* [REQUIREMENTS]:
Some lines in the listing below may include the string "科学探索". How many are there? Give only the number.
-- BEGIN TASK INPUT --
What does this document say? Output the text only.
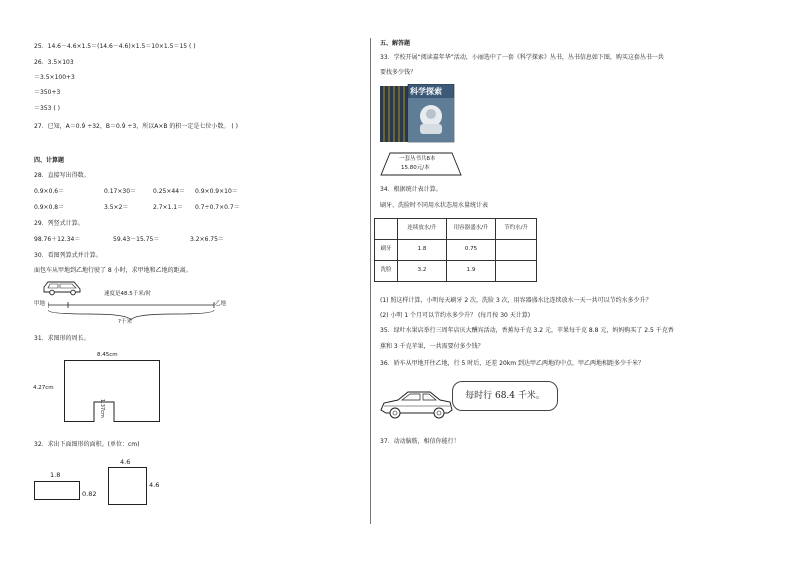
25．14.6－4.6×1.5＝(14.6－4.6)×1.5＝10×1.5＝15 ( )
26．3.5×103
＝3.5×100+3
＝350+3
＝353 ( )
27．已知，A＝0.9̇ ÷32，B＝0.9̇ ÷3，所以A×B 的积一定是七位小数。 ( )
四、计算题
28．直接写出得数。
0.9×0.6＝	0.17×30＝	0.25×44＝ 0.9×0.9×10＝
0.9×0.8＝	3.5×2＝	2.7×1.1＝ 0.7÷0.7×0.7＝
29．列竖式计算。
98.76＋12.34＝	59.43－15.75＝	3.2×6.75＝
30．看图列算式并计算。
面包车从甲地到乙地行驶了 8 小时，求甲地和乙地的距离。
速度是48.5千米/时
甲地	乙地
?千米
31．求图形的周长。
8.45cm
4.27cm
1.37cm
32．求出下面图形的面积。(单位：cm)
1.8
0.82
4.6
4.6
五、解答题
33．学校开展“阅读嘉年华”活动，小丽选中了一套《科学探索》丛书，丛书信息如下图，购买这套丛书一共
要找多少钱？
科学探索
一套丛书共8本
15.80元/本
34．根据统计表计算。
刷牙、洗脸时不同用水状态用水量统计表
	连续放水/升	用容器盛水/升	节约水/升
刷牙	1.8	0.75	
洗脸	3.2	1.9	
(1) 照这样计算，小明每天刷牙 2 次，洗脸 3 次，用容器盛水比连续放水一天一共可以节约水多少升？
(2) 小明 1 个月可以节约水多少升？ (每月按 30 天计算)
35．绿叶水果店举行三周年店庆大酬宾活动，香蕉每千克 3.2 元，苹果每千克 8.8 元，妈妈购买了 2.5 千克香
蕉和 3 千克苹果，一共需要付多少钱？
36．轿车从甲地开往乙地，行 5 时后，还差 20km 到达甲乙两地的中点，甲乙两地相距多少千米？
每时行 68.4 千米。
37．动动脑筋，相信你能行！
-- END TASK INPUT --
* [REPLY TO THE EXERCISE]:
2